Dataset rows>
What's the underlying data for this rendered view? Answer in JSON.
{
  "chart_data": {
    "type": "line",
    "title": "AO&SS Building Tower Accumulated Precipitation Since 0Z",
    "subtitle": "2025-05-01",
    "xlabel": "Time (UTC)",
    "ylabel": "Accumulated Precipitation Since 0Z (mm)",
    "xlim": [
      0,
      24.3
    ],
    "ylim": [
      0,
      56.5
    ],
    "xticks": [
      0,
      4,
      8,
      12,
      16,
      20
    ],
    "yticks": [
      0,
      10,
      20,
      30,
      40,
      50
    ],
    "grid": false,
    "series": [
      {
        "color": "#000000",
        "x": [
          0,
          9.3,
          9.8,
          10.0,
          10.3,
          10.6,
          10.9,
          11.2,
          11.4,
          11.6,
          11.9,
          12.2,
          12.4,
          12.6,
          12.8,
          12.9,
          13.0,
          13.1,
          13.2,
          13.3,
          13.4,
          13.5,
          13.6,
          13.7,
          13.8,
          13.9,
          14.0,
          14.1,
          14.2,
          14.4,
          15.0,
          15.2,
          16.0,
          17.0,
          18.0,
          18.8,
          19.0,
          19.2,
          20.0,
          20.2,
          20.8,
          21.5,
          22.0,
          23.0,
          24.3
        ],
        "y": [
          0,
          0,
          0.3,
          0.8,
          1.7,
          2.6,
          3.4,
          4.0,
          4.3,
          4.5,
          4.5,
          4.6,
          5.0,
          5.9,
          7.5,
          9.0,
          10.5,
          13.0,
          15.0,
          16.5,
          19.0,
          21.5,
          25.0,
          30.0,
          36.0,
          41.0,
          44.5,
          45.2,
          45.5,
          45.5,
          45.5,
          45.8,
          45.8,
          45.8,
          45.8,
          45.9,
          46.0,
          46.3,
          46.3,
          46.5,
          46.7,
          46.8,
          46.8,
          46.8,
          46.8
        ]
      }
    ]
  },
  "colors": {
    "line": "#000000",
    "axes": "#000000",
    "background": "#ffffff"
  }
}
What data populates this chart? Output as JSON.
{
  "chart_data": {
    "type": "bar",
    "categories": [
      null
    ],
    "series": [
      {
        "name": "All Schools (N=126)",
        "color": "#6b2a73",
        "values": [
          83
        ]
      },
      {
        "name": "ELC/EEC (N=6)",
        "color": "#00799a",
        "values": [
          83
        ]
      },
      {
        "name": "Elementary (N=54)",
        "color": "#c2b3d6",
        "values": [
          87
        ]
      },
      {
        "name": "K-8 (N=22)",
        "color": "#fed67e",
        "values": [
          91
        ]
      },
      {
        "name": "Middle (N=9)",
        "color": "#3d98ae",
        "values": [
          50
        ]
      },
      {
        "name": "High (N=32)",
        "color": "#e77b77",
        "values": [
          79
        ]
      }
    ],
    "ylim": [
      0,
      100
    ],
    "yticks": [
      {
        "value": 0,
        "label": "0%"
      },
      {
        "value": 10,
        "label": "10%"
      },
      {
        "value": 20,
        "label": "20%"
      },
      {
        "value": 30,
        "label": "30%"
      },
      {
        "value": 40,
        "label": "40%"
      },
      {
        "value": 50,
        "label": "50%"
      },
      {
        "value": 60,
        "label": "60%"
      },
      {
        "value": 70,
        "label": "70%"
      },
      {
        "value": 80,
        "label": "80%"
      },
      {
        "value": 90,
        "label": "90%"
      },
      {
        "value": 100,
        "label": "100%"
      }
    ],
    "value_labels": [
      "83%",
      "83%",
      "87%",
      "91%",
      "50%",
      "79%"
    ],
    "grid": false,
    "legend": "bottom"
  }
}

WRITTEN EXERCISE> In the entries above, find every line holding the word "What" and copy it out.

WRITTEN RESPONSE>
What's the underlying data for this rendered view? Answer in JSON.
What data populates this chart? Output as JSON.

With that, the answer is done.